Task brief -> Read through the entries below and return each line with the word "Premain".
----
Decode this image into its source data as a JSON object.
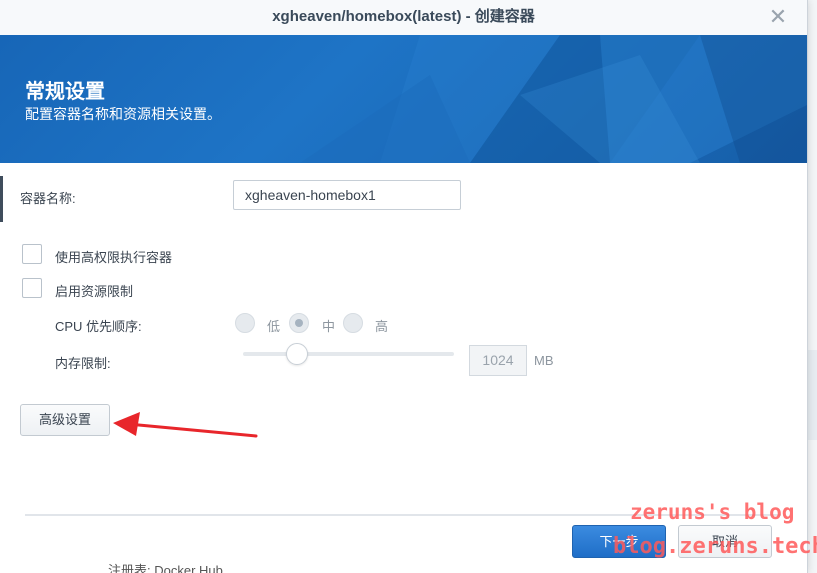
{
  "dialog": {
    "title": "xgheaven/homebox(latest) - 创建容器",
    "close_icon": "close-icon"
  },
  "banner": {
    "heading": "常规设置",
    "subtitle": "配置容器名称和资源相关设置。"
  },
  "form": {
    "container_name_label": "容器名称:",
    "container_name_value": "xgheaven-homebox1",
    "privileged_label": "使用高权限执行容器",
    "privileged_checked": false,
    "resource_limit_label": "启用资源限制",
    "resource_limit_checked": false,
    "cpu_priority_label": "CPU 优先顺序:",
    "cpu_options": [
      {
        "label": "低",
        "selected": false
      },
      {
        "label": "中",
        "selected": true
      },
      {
        "label": "高",
        "selected": false
      }
    ],
    "memory_limit_label": "内存限制:",
    "memory_value": "1024",
    "memory_unit": "MB"
  },
  "buttons": {
    "advanced": "高级设置",
    "next": "下一步",
    "cancel": "取消"
  },
  "background": {
    "behind_text": "注册表: Docker Hub"
  },
  "watermark": {
    "line1": "zeruns's blog",
    "line2": "blog.zeruns.tech"
  },
  "colors": {
    "accent": "#1f6ec7",
    "banner": "#1766b7",
    "annotation_arrow": "#e8262b",
    "watermark": "#ff5a5a"
  }
}
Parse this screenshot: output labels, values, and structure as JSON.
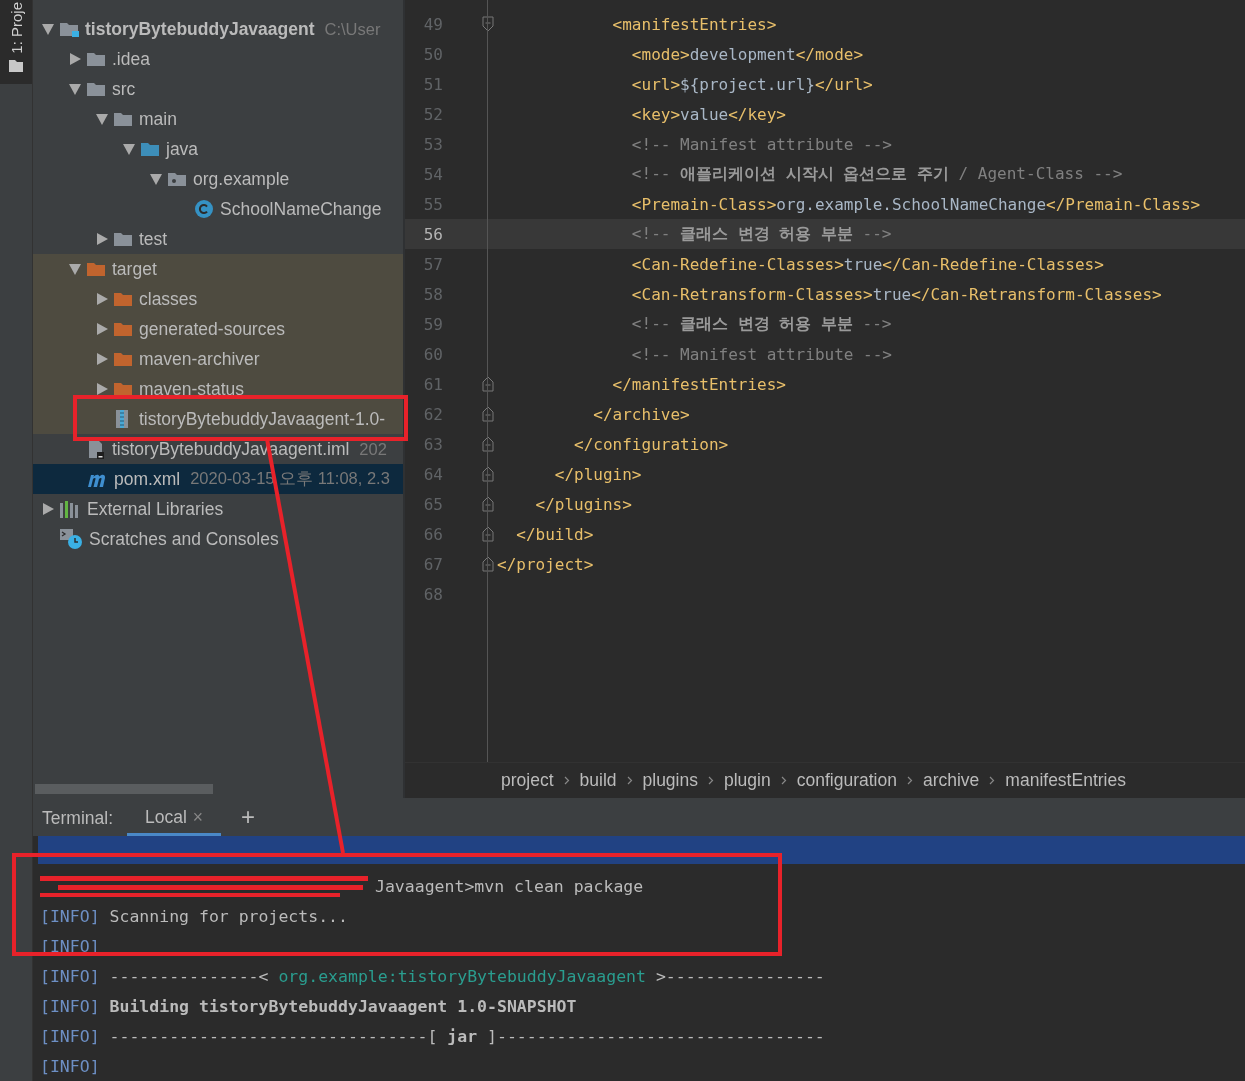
{
  "tool_stripe": {
    "label": "1: Proje"
  },
  "project_tree": [
    {
      "label": "tistoryBytebuddyJavaagent",
      "kind": "module",
      "hint": "C:\\User",
      "expanded": true,
      "selected": false,
      "excluded": false,
      "children": [
        {
          "label": ".idea",
          "kind": "folder",
          "expanded": false,
          "selected": false,
          "excluded": false
        },
        {
          "label": "src",
          "kind": "folder",
          "expanded": true,
          "selected": false,
          "excluded": false,
          "children": [
            {
              "label": "main",
              "kind": "folder",
              "expanded": true,
              "selected": false,
              "excluded": false,
              "children": [
                {
                  "label": "java",
                  "kind": "source",
                  "expanded": true,
                  "selected": false,
                  "excluded": false,
                  "children": [
                    {
                      "label": "org.example",
                      "kind": "package",
                      "expanded": true,
                      "selected": false,
                      "excluded": false,
                      "children": [
                        {
                          "label": "SchoolNameChange",
                          "kind": "class",
                          "selected": false,
                          "excluded": false
                        }
                      ]
                    }
                  ]
                }
              ]
            },
            {
              "label": "test",
              "kind": "folder",
              "expanded": false,
              "selected": false,
              "excluded": false
            }
          ]
        },
        {
          "label": "target",
          "kind": "folder",
          "expanded": true,
          "selected": false,
          "excluded": true,
          "children": [
            {
              "label": "classes",
              "kind": "folder",
              "expanded": false,
              "selected": false,
              "excluded": true
            },
            {
              "label": "generated-sources",
              "kind": "folder",
              "expanded": false,
              "selected": false,
              "excluded": true
            },
            {
              "label": "maven-archiver",
              "kind": "folder",
              "expanded": false,
              "selected": false,
              "excluded": true
            },
            {
              "label": "maven-status",
              "kind": "folder",
              "expanded": false,
              "selected": false,
              "excluded": true
            },
            {
              "label": "tistoryBytebuddyJavaagent-1.0-",
              "kind": "jar",
              "selected": false,
              "excluded": true
            }
          ]
        },
        {
          "label": "tistoryBytebuddyJavaagent.iml",
          "kind": "iml",
          "hint": "202",
          "selected": false,
          "excluded": false
        },
        {
          "label": "pom.xml",
          "kind": "maven",
          "hint": "2020-03-15 오후 11:08, 2.3",
          "selected": true,
          "excluded": false
        }
      ]
    },
    {
      "label": "External Libraries",
      "kind": "libraries",
      "expanded": false,
      "selected": false,
      "excluded": false
    },
    {
      "label": "Scratches and Consoles",
      "kind": "scratches",
      "selected": false,
      "excluded": false
    }
  ],
  "editor": {
    "lines": [
      {
        "number": "49",
        "fold_start": true,
        "fold_end": false,
        "current": false,
        "segments": [
          {
            "kind": "tag",
            "text": "            <manifestEntries>"
          }
        ]
      },
      {
        "number": "50",
        "fold_start": false,
        "fold_end": false,
        "current": false,
        "segments": [
          {
            "kind": "tag",
            "text": "              <mode>"
          },
          {
            "kind": "text",
            "text": "development"
          },
          {
            "kind": "tag",
            "text": "</mode>"
          }
        ]
      },
      {
        "number": "51",
        "fold_start": false,
        "fold_end": false,
        "current": false,
        "segments": [
          {
            "kind": "tag",
            "text": "              <url>"
          },
          {
            "kind": "text",
            "text": "${project.url}"
          },
          {
            "kind": "tag",
            "text": "</url>"
          }
        ]
      },
      {
        "number": "52",
        "fold_start": false,
        "fold_end": false,
        "current": false,
        "segments": [
          {
            "kind": "tag",
            "text": "              <key>"
          },
          {
            "kind": "text",
            "text": "value"
          },
          {
            "kind": "tag",
            "text": "</key>"
          }
        ]
      },
      {
        "number": "53",
        "fold_start": false,
        "fold_end": false,
        "current": false,
        "segments": [
          {
            "kind": "comment",
            "text": "              <!-- Manifest attribute -->"
          }
        ]
      },
      {
        "number": "54",
        "fold_start": false,
        "fold_end": false,
        "current": false,
        "segments": [
          {
            "kind": "comment",
            "text": "              <!-- **애플리케이션 시작시 옵션으로 주기** / Agent-Class -->"
          }
        ]
      },
      {
        "number": "55",
        "fold_start": false,
        "fold_end": false,
        "current": false,
        "segments": [
          {
            "kind": "tag",
            "text": "              <Premain-Class>"
          },
          {
            "kind": "text",
            "text": "org.example.SchoolNameChange"
          },
          {
            "kind": "tag",
            "text": "</Premain-Class>"
          }
        ]
      },
      {
        "number": "56",
        "fold_start": false,
        "fold_end": false,
        "current": true,
        "segments": [
          {
            "kind": "comment",
            "text": "              <!-- **클래스 변경 허용 부분** -->"
          }
        ]
      },
      {
        "number": "57",
        "fold_start": false,
        "fold_end": false,
        "current": false,
        "segments": [
          {
            "kind": "tag",
            "text": "              <Can-Redefine-Classes>"
          },
          {
            "kind": "text",
            "text": "true"
          },
          {
            "kind": "tag",
            "text": "</Can-Redefine-Classes>"
          }
        ]
      },
      {
        "number": "58",
        "fold_start": false,
        "fold_end": false,
        "current": false,
        "segments": [
          {
            "kind": "tag",
            "text": "              <Can-Retransform-Classes>"
          },
          {
            "kind": "text",
            "text": "true"
          },
          {
            "kind": "tag",
            "text": "</Can-Retransform-Classes>"
          }
        ]
      },
      {
        "number": "59",
        "fold_start": false,
        "fold_end": false,
        "current": false,
        "segments": [
          {
            "kind": "comment",
            "text": "              <!-- **클래스 변경 허용 부분** -->"
          }
        ]
      },
      {
        "number": "60",
        "fold_start": false,
        "fold_end": false,
        "current": false,
        "segments": [
          {
            "kind": "comment",
            "text": "              <!-- Manifest attribute -->"
          }
        ]
      },
      {
        "number": "61",
        "fold_start": false,
        "fold_end": true,
        "current": false,
        "segments": [
          {
            "kind": "tag",
            "text": "            </manifestEntries>"
          }
        ]
      },
      {
        "number": "62",
        "fold_start": false,
        "fold_end": true,
        "current": false,
        "segments": [
          {
            "kind": "tag",
            "text": "          </archive>"
          }
        ]
      },
      {
        "number": "63",
        "fold_start": false,
        "fold_end": true,
        "current": false,
        "segments": [
          {
            "kind": "tag",
            "text": "        </configuration>"
          }
        ]
      },
      {
        "number": "64",
        "fold_start": false,
        "fold_end": true,
        "current": false,
        "segments": [
          {
            "kind": "tag",
            "text": "      </plugin>"
          }
        ]
      },
      {
        "number": "65",
        "fold_start": false,
        "fold_end": true,
        "current": false,
        "segments": [
          {
            "kind": "tag",
            "text": "    </plugins>"
          }
        ]
      },
      {
        "number": "66",
        "fold_start": false,
        "fold_end": true,
        "current": false,
        "segments": [
          {
            "kind": "tag",
            "text": "  </build>"
          }
        ]
      },
      {
        "number": "67",
        "fold_start": false,
        "fold_end": true,
        "current": false,
        "segments": [
          {
            "kind": "tag",
            "text": "</project>"
          }
        ]
      },
      {
        "number": "68",
        "fold_start": false,
        "fold_end": false,
        "current": false
      }
    ],
    "breadcrumbs": [
      "project",
      "build",
      "plugins",
      "plugin",
      "configuration",
      "archive",
      "manifestEntries"
    ]
  },
  "terminal": {
    "label": "Terminal:",
    "tabs": [
      {
        "label": "Local",
        "selected": true,
        "close": "×"
      }
    ],
    "add": "+",
    "lines": [
      {
        "redacted": true,
        "segments": [
          {
            "kind": "plain",
            "text": "Javaagent>mvn clean package"
          }
        ]
      },
      {
        "redacted": false,
        "segments": [
          {
            "kind": "info",
            "text": "[INFO]"
          },
          {
            "kind": "plain",
            "text": " Scanning for projects..."
          }
        ]
      },
      {
        "redacted": false,
        "segments": [
          {
            "kind": "info",
            "text": "[INFO]"
          }
        ]
      },
      {
        "redacted": false,
        "segments": [
          {
            "kind": "info",
            "text": "[INFO]"
          },
          {
            "kind": "plain",
            "text": " ---------------< "
          },
          {
            "kind": "link",
            "text": "org.example:tistoryBytebuddyJavaagent"
          },
          {
            "kind": "plain",
            "text": " >----------------"
          }
        ]
      },
      {
        "redacted": false,
        "segments": [
          {
            "kind": "info",
            "text": "[INFO]"
          },
          {
            "kind": "bold",
            "text": " Building tistoryBytebuddyJavaagent 1.0-SNAPSHOT"
          }
        ]
      },
      {
        "redacted": false,
        "segments": [
          {
            "kind": "info",
            "text": "[INFO]"
          },
          {
            "kind": "plain",
            "text": " --------------------------------[ "
          },
          {
            "kind": "bold",
            "text": "jar"
          },
          {
            "kind": "plain",
            "text": " ]---------------------------------"
          }
        ]
      },
      {
        "redacted": false,
        "segments": [
          {
            "kind": "info",
            "text": "[INFO]"
          }
        ]
      }
    ]
  }
}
----
Exercise solution ->
            "text": "              <Premain-Class>"
            "text": "</Premain-Class>"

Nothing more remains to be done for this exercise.